» **TASK STATEMENT**: Find each line with "历年流动比率变化情况" and copy it.

--- RAW RECORDS ---

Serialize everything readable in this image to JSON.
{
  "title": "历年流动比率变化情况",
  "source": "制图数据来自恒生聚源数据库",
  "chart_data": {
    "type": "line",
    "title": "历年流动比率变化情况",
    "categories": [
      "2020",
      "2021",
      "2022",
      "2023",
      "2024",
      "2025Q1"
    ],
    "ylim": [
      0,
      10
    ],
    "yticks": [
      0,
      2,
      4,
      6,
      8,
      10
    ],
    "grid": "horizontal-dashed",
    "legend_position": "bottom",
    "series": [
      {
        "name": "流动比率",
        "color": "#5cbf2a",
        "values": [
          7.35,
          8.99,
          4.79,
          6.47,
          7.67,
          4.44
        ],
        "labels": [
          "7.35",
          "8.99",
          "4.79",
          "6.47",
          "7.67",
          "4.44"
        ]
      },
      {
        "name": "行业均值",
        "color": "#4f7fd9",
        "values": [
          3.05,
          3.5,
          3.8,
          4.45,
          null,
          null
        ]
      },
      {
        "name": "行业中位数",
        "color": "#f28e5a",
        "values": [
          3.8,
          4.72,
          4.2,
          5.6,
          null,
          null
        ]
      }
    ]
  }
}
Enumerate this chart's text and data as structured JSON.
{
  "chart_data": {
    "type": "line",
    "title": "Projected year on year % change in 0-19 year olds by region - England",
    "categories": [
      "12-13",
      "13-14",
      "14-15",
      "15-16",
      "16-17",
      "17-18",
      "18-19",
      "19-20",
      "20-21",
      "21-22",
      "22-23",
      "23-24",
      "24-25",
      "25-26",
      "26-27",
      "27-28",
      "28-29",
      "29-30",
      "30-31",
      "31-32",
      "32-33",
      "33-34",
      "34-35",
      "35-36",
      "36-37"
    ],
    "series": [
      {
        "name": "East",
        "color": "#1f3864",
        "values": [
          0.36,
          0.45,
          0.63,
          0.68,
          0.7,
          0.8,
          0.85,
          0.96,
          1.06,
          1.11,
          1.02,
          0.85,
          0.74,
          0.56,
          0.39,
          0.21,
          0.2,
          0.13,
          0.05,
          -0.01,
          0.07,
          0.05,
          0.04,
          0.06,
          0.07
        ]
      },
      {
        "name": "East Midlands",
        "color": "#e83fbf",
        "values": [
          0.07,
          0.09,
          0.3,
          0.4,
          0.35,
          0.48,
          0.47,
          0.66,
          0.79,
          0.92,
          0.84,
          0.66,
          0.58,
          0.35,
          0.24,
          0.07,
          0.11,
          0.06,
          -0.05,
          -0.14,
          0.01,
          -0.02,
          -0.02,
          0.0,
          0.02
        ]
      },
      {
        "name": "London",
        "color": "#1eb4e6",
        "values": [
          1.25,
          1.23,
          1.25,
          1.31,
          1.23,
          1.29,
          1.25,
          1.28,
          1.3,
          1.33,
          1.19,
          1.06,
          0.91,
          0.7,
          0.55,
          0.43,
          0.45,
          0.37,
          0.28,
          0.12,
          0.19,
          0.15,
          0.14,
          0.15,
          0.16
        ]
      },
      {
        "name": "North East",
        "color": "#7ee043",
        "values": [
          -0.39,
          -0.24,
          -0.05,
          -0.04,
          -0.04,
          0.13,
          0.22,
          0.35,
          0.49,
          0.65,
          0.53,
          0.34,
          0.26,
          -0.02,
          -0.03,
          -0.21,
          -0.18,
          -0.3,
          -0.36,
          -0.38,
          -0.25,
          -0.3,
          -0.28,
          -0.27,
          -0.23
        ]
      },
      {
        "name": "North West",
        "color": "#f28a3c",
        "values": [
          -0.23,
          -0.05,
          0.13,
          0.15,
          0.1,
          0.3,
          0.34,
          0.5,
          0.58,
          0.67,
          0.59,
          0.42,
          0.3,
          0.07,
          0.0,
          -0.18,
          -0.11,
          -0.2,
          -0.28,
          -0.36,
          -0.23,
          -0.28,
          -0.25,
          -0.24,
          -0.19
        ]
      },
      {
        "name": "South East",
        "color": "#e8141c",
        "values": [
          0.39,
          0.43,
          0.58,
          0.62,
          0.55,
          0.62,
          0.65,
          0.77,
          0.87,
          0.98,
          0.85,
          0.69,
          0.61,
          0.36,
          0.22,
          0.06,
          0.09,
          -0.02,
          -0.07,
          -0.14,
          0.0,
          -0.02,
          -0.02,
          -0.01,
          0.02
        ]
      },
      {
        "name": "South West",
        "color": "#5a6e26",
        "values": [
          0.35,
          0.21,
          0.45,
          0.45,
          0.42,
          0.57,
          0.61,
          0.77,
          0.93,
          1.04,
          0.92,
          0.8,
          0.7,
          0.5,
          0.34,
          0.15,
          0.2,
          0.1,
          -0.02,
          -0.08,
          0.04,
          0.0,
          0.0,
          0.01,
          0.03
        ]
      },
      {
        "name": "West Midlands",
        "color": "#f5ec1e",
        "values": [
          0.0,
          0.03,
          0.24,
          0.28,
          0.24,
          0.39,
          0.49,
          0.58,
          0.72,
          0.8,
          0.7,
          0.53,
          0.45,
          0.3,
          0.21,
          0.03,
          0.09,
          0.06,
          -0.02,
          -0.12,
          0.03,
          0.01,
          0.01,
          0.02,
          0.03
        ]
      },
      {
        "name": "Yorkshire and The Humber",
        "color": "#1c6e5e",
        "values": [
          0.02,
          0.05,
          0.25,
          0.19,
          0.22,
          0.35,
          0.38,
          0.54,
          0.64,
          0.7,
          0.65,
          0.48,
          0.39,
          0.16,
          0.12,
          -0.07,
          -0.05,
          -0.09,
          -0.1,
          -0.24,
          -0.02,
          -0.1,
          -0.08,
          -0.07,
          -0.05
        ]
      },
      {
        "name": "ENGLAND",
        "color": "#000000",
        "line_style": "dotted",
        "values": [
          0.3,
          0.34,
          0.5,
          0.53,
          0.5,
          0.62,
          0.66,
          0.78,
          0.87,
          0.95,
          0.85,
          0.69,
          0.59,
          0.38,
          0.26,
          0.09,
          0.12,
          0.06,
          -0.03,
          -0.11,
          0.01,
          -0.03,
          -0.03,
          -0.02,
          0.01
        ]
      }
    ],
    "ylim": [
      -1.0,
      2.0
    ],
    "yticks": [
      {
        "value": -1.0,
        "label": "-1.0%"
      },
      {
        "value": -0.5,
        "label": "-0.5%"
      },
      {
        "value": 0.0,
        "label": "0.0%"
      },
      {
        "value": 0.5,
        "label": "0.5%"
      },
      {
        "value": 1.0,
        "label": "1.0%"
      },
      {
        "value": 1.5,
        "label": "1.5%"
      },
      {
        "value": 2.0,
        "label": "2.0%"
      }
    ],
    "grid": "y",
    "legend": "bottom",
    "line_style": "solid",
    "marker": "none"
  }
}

---

» **RESULT BELOW**:
  "title": "历年流动比率变化情况",
    "title": "历年流动比率变化情况",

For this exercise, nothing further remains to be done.